• **Instructions for the task**
Determine how many lines contain the string "this", then reply with that figure only.

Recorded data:

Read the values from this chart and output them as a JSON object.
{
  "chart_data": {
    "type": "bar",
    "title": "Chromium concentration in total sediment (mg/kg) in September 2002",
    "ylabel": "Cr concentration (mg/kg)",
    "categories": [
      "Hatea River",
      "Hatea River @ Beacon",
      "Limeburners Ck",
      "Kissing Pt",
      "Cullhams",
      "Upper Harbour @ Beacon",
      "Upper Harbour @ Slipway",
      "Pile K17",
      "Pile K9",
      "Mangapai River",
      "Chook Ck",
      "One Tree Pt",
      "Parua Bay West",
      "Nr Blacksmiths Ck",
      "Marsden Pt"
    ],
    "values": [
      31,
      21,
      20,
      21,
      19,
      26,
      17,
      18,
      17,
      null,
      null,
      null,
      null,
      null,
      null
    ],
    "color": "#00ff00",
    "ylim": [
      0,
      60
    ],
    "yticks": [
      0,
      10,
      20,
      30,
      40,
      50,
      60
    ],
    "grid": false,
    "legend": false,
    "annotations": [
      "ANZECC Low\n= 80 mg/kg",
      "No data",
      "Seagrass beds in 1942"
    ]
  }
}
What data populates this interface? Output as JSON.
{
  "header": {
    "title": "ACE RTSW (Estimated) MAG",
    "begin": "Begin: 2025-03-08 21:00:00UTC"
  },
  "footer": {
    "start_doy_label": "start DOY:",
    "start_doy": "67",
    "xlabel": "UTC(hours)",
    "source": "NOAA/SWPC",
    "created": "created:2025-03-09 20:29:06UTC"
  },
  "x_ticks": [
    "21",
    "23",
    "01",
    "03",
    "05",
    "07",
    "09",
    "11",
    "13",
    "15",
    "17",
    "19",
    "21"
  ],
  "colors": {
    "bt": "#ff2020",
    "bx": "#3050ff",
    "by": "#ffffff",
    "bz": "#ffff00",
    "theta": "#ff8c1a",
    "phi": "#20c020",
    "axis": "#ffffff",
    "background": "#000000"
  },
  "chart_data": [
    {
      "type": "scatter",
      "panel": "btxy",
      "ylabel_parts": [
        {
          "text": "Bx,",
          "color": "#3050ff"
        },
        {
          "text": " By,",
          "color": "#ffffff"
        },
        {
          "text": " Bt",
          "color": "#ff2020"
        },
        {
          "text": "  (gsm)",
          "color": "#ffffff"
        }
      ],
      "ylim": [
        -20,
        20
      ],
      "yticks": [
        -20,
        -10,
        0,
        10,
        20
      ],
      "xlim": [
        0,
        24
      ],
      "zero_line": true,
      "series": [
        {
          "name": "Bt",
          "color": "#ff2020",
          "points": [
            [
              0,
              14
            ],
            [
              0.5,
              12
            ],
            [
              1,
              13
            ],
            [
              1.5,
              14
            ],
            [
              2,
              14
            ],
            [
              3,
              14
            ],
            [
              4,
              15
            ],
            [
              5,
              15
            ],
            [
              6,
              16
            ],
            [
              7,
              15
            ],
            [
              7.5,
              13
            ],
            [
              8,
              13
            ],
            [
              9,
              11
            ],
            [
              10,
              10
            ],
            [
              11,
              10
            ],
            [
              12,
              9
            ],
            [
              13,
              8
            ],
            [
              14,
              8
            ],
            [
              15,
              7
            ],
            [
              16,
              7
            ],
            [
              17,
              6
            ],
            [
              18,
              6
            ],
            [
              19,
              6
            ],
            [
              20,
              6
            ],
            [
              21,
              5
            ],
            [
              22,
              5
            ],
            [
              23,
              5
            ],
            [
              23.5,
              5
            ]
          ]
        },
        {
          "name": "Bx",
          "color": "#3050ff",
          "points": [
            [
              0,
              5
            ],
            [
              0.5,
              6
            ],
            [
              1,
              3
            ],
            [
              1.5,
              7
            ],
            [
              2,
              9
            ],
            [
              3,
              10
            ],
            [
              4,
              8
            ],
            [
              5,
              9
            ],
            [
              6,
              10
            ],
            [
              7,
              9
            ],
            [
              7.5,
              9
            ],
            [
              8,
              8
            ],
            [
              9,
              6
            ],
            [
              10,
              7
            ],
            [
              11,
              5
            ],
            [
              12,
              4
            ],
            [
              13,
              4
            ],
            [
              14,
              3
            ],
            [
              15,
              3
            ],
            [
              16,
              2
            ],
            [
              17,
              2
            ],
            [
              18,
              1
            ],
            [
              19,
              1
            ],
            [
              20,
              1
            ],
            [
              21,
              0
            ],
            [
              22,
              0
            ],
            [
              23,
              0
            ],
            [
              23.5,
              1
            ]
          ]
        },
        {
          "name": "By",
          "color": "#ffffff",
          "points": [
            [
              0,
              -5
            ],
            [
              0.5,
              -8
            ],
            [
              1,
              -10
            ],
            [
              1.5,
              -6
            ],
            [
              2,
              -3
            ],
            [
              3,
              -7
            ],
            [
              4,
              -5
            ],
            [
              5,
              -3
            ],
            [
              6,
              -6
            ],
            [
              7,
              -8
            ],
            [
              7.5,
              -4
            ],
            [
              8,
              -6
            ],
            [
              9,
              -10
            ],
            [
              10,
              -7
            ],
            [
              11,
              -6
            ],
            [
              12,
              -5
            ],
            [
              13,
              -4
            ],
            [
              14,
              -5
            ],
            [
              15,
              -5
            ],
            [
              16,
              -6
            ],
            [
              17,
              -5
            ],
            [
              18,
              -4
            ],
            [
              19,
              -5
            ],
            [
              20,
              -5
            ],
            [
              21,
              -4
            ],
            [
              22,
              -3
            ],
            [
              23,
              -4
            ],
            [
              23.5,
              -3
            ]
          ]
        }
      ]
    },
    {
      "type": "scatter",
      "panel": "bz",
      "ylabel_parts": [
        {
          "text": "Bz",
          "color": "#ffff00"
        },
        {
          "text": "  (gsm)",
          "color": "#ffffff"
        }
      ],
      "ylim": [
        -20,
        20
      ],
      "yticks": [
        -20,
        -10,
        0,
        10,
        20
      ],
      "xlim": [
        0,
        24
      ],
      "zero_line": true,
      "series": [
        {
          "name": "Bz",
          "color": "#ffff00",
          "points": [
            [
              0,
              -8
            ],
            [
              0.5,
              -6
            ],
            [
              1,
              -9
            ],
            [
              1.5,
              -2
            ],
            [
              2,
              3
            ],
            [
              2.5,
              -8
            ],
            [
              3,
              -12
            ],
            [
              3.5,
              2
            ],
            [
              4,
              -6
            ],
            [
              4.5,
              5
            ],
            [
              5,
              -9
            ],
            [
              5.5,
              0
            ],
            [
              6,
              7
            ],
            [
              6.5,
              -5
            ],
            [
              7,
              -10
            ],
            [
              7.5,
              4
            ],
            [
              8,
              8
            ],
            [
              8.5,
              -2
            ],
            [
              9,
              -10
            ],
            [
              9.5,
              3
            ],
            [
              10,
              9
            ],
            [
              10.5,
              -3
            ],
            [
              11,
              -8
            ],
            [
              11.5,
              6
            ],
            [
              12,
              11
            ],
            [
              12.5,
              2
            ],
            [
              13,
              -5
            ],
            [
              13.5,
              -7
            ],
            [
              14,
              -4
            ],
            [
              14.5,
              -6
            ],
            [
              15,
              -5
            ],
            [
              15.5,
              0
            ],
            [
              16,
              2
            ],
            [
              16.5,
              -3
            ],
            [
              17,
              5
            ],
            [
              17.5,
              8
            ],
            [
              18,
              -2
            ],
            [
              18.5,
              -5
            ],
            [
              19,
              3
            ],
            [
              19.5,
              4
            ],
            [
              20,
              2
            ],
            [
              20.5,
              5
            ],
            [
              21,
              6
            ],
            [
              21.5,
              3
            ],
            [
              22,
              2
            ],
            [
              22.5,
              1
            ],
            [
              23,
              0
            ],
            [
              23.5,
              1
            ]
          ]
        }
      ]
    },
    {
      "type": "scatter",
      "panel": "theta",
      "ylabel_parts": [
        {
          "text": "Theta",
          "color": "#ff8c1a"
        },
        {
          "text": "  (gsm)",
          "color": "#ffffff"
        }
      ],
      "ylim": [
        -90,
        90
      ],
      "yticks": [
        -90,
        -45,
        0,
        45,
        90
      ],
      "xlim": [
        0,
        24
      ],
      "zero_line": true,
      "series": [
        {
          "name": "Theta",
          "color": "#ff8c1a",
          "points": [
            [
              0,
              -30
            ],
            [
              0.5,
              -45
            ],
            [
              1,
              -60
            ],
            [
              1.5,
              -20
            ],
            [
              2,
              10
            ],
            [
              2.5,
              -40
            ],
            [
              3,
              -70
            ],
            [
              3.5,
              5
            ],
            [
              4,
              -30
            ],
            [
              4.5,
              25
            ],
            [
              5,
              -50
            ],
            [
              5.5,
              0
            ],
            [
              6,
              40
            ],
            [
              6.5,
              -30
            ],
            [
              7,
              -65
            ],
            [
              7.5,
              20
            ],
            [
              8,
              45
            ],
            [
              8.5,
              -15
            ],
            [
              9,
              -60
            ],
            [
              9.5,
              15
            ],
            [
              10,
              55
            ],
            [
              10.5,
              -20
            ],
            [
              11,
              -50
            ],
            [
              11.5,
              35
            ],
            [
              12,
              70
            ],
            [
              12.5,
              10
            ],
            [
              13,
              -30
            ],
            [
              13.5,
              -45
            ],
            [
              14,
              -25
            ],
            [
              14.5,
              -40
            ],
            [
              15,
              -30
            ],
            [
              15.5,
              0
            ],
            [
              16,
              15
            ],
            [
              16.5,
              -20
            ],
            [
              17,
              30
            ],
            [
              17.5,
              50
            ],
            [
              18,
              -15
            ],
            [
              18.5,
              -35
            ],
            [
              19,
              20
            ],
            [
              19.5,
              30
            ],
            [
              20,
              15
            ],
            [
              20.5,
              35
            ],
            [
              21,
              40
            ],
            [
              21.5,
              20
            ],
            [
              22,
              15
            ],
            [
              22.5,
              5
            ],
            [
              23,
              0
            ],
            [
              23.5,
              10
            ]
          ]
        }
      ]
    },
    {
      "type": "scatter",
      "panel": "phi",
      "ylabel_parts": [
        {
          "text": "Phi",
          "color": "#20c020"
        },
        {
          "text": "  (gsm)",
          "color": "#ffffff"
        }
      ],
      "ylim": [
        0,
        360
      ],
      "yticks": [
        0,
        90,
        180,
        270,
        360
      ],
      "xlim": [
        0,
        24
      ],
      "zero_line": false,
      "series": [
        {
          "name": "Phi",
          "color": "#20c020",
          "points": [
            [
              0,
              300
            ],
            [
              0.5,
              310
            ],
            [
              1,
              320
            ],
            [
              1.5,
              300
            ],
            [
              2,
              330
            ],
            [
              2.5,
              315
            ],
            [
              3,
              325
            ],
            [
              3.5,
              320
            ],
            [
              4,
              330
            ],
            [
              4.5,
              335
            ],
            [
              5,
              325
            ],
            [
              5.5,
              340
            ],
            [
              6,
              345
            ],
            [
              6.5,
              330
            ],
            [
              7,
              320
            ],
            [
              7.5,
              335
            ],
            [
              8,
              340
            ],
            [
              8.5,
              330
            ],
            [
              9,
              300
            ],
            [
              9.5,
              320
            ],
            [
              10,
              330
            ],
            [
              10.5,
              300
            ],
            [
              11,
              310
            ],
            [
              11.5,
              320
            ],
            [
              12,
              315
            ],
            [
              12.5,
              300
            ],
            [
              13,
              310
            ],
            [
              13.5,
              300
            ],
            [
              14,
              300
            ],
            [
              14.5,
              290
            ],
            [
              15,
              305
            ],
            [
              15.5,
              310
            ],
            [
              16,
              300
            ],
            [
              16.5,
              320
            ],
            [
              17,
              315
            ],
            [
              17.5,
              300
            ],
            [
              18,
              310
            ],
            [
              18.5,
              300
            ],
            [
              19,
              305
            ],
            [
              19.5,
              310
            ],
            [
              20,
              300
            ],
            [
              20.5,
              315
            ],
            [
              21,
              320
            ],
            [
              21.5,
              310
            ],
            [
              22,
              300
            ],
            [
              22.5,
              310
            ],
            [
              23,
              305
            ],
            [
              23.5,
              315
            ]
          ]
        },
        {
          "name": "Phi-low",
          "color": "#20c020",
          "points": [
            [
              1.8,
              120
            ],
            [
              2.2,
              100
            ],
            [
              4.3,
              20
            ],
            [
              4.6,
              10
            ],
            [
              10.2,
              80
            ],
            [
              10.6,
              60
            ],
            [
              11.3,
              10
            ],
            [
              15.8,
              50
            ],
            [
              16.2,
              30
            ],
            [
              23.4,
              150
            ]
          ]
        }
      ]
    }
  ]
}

• **Exercise output**
2